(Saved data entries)
** BEGIN **
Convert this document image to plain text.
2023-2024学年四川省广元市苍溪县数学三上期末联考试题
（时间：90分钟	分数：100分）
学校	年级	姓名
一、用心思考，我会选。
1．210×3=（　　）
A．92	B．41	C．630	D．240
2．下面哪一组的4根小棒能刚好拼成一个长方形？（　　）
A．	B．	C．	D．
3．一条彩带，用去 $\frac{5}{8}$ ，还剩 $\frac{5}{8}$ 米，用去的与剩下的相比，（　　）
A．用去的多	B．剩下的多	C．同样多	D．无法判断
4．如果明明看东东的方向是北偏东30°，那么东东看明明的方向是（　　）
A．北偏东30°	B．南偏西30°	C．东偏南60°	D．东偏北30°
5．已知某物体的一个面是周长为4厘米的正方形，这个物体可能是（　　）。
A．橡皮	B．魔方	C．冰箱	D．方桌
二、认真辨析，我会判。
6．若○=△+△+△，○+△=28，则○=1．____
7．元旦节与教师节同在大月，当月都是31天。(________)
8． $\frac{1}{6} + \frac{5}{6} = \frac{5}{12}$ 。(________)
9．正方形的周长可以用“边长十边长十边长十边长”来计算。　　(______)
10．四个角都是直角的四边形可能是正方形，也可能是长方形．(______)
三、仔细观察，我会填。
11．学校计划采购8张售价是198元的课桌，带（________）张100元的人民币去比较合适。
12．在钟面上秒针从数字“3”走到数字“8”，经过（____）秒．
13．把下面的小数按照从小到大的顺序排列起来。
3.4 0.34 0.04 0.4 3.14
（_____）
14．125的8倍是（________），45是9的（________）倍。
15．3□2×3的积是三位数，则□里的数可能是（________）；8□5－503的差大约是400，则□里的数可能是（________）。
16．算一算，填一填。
** END **
▶ Set task:
State, as a bare number, how many lines of the listing hold the word "frac".

▶ Solved exercise:
2